EDNEがENDEの逆になっているように
30から始まって1で終わり
最初の話(絵)につながっていく

「扉」が「鏡」「合わせ鏡」となって
扉と扉のあいだに迷宮が広がっているように・・・

エンデの作品では
『モモ』や『はてしない物語』がよく知られているが
この『鏡のなかの鏡』や『自由の牢獄』といった名作は
とりあげられることは比較的少ないようだ
こうして独創的でクオリティの高い作品が創られることで
あらたな読者にも開かれていくことを期待したい

さてこの『EDNE [エドネ]』の刊行を記念して
東京都の二子玉川 蔦屋家電と京都府の丸善 京都本店で
6月3日から特別展示もスタートしているとのこと

■junaida『EDNE (エドネ)』
 (MOE BOOKS 白泉社 2022/6)
■ミヒャエル・エンデ(丘沢静也訳)
 『鏡のなかの鏡―迷宮―』
 (岩波書店 1985/4)

(ミヒャエル・エンデ『鏡のなかの鏡』〜「訳者あとがき」より)

記録データ »
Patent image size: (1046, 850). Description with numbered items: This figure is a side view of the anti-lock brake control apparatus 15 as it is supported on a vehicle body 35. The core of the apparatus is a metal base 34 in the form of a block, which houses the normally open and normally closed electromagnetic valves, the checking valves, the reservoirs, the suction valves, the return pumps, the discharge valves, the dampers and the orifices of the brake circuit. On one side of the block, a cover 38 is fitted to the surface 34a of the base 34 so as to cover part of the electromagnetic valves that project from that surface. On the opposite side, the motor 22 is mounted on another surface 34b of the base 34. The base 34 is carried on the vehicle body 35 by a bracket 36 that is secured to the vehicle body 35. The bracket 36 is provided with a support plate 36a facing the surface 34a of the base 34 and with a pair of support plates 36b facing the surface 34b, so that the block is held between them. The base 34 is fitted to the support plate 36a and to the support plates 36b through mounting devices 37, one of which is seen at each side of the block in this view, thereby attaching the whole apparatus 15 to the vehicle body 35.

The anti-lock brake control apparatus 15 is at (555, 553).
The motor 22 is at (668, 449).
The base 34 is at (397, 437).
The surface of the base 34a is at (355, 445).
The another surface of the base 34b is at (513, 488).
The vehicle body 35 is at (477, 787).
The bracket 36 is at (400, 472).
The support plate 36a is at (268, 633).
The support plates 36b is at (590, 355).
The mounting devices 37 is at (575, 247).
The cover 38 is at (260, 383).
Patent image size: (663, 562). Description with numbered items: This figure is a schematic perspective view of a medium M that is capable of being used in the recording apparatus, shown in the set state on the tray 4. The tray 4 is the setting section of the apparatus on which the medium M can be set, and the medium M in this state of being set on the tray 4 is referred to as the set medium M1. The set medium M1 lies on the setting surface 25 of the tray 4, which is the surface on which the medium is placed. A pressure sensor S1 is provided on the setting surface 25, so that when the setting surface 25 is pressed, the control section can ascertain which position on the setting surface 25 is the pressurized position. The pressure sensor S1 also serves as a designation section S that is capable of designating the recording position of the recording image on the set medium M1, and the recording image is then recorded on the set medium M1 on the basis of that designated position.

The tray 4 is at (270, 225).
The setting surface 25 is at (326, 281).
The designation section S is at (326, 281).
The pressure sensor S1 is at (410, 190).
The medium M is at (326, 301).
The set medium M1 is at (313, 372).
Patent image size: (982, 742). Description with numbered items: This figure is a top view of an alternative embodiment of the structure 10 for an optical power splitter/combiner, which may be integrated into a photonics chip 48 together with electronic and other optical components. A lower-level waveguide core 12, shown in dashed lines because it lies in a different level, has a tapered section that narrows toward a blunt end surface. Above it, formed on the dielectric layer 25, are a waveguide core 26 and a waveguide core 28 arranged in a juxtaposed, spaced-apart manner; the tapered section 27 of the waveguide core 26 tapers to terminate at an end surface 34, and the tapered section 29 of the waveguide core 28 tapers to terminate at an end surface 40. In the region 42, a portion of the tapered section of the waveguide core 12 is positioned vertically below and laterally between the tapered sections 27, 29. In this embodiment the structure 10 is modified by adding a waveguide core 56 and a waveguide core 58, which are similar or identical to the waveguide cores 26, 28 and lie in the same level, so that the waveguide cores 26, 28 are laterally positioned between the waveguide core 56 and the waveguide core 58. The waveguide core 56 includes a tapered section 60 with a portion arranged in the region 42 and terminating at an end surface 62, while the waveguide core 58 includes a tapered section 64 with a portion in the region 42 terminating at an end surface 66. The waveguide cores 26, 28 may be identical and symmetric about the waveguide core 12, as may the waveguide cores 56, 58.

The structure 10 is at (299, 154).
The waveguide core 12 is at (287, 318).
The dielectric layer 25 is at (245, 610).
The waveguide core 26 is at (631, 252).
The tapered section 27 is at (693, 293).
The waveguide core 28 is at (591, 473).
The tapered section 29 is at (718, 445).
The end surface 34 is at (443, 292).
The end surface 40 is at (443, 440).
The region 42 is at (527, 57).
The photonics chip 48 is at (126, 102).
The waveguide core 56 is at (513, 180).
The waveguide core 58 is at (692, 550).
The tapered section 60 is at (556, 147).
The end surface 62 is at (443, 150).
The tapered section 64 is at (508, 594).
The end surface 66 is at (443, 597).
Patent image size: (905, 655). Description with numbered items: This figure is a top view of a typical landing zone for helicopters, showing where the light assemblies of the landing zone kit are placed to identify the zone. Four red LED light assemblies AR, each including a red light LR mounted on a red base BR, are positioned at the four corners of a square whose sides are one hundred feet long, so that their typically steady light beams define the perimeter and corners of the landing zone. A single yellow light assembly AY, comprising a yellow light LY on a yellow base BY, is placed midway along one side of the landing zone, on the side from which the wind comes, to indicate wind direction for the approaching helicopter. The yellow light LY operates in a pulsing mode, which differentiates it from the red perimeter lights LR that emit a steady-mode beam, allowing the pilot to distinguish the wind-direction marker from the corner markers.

演習課題 »
(a) 抜粋によると、『EDNE [エドネ]』の刊行を記念した特別展示は何月何日から始まっているか。
(b) 抜粋のうち「さてこの『EDNE [エドネ]』の刊行を記念して」から下って「(ミヒャエル・エンデ『鏡のなかの鏡』〜「訳者あとがき」より)」までの部分を、一字も変えずに複製してください。

解答一覧 »
(a) 6月3日から始まっている。

(b)
さてこの『EDNE [エドネ]』の刊行を記念して
東京都の二子玉川 蔦屋家電と京都府の丸善 京都本店で
6月3日から特別展示もスタートしているとのこと

■junaida『EDNE (エドネ)』
 (MOE BOOKS 白泉社 2022/6)
■ミヒャエル・エンデ(丘沢静也訳)
 『鏡のなかの鏡―迷宮―』
 (岩波書店 1985/4)

(ミヒャエル・エンデ『鏡のなかの鏡』〜「訳者あとがき」より)